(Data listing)
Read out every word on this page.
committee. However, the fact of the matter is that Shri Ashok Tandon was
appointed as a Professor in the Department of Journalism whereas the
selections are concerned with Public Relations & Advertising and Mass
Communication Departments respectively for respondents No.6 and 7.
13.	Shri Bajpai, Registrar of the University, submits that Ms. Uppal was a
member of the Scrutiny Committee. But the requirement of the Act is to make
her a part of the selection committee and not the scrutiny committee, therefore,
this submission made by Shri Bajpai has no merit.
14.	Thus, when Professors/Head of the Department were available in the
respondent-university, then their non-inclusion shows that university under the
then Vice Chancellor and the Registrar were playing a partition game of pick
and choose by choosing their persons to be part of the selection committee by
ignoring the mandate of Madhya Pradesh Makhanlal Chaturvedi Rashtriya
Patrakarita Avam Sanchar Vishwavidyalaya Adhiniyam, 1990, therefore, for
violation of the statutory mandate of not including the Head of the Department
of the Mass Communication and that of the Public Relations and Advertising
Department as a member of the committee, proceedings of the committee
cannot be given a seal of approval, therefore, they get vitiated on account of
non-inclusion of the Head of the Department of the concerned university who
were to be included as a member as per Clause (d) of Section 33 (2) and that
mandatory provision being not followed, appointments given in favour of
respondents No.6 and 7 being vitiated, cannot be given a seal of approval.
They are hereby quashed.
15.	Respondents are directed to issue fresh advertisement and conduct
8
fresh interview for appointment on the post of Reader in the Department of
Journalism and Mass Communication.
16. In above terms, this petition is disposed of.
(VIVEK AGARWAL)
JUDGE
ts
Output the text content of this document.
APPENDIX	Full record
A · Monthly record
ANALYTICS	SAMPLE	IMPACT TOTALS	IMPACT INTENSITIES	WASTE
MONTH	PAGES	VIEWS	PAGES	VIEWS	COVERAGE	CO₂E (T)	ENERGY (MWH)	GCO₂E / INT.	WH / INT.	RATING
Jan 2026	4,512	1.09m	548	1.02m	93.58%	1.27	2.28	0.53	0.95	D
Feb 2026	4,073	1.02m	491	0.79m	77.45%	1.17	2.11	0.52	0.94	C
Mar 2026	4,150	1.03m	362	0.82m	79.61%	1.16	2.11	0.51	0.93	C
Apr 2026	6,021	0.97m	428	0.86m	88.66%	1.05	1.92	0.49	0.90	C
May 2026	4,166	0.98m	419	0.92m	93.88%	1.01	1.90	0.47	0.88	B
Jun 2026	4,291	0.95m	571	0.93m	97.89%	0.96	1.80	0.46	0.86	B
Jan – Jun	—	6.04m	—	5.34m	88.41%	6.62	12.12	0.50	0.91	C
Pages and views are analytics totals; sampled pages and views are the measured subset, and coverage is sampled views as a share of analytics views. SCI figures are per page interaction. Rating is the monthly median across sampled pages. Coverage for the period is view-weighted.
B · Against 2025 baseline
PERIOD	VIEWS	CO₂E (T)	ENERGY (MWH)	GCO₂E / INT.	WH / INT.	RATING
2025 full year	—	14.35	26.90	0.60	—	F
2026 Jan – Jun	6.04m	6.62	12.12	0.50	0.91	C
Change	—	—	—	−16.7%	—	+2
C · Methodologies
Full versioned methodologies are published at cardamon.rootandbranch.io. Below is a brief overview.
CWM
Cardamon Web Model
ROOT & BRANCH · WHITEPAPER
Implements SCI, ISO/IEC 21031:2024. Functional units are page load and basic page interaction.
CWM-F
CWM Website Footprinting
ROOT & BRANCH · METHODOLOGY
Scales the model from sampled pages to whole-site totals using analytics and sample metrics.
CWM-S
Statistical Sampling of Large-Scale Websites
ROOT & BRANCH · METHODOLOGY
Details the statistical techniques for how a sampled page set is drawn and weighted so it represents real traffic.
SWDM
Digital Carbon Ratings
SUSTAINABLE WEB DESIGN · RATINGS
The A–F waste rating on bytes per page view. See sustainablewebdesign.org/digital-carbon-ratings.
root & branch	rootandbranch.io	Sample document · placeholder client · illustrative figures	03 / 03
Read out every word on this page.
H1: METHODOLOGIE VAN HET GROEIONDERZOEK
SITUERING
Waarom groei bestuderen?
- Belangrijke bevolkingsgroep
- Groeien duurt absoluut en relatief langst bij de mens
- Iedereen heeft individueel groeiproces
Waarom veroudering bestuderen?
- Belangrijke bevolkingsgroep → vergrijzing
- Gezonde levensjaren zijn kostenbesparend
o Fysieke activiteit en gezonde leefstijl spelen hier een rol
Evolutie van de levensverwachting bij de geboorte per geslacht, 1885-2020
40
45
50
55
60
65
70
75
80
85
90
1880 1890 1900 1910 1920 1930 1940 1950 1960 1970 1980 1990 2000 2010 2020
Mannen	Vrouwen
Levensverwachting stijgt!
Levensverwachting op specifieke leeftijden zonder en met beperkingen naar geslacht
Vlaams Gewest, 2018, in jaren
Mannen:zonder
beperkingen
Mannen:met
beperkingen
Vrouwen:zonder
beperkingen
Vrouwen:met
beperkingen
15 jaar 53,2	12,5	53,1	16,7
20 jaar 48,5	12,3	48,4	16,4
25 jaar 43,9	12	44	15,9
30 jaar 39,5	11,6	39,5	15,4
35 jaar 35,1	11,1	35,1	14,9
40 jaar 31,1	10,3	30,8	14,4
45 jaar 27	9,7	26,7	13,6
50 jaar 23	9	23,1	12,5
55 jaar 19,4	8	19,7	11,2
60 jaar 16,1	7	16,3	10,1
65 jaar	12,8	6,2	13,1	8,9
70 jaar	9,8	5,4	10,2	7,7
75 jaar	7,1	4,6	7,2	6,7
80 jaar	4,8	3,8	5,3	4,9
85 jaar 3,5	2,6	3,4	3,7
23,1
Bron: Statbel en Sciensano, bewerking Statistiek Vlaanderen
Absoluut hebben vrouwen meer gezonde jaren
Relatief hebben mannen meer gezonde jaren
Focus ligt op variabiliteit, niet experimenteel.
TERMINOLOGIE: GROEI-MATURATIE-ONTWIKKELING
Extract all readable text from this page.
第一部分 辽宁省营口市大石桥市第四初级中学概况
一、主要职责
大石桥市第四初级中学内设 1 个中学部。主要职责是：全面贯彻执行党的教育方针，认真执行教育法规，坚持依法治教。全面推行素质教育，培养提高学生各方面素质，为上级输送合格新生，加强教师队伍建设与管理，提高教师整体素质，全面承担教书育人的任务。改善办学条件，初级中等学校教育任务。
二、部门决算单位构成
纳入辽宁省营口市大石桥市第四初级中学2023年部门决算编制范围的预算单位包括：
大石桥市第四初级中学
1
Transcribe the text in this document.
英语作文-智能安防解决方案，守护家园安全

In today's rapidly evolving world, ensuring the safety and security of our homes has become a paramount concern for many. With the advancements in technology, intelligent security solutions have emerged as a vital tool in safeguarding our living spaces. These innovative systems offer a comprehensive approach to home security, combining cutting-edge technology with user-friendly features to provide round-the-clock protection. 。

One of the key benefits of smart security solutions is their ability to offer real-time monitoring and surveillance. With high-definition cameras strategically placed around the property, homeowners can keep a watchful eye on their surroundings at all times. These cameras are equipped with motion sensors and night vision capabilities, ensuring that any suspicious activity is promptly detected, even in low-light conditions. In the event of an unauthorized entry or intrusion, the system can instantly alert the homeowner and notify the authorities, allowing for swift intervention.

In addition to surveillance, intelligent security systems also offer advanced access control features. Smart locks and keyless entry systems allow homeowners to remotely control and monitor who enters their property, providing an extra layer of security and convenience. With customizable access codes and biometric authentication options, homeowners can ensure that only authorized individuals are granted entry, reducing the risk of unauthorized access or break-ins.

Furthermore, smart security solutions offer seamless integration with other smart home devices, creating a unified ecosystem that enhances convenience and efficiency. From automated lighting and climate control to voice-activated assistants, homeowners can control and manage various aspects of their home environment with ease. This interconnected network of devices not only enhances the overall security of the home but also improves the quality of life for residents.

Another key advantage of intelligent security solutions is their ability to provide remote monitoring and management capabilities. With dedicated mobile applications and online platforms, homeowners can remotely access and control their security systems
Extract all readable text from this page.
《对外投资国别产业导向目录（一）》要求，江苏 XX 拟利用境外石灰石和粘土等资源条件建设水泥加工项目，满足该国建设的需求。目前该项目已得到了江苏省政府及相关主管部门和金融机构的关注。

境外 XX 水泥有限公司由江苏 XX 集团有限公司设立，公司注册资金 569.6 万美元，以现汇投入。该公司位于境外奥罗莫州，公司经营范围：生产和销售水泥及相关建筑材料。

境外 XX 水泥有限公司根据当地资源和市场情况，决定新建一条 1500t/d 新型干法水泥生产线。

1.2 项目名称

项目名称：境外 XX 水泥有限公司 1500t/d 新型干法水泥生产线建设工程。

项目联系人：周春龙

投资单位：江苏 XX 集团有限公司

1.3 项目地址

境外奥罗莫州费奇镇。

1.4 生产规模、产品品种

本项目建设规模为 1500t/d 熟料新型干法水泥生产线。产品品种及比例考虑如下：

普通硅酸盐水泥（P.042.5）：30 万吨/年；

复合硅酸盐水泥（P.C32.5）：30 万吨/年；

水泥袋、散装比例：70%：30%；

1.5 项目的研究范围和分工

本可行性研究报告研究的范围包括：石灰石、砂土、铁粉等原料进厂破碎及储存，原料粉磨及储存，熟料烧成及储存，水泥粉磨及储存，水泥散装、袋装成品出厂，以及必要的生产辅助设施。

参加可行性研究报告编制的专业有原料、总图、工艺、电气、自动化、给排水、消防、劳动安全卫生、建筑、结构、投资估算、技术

» WHAT IS ASKED:
In the material above, show every line where the word "capabilities" turns up.

» TASK SOLUTION:
One of the key benefits of smart security solutions is their ability to offer real-time monitoring and surveillance. With high-definition cameras strategically placed around the property, homeowners can keep a watchful eye on their surroundings at all times. These cameras are equipped with motion sensors and night vision capabilities, ensuring that any suspicious activity is promptly detected, even in low-light conditions. In the event of an unauthorized entry or intrusion, the system can instantly alert the homeowner and notify the authorities, allowing for swift intervention.
Another key advantage of intelligent security solutions is their ability to provide remote monitoring and management capabilities. With dedicated mobile applications and online platforms, homeowners can remotely access and control their security systems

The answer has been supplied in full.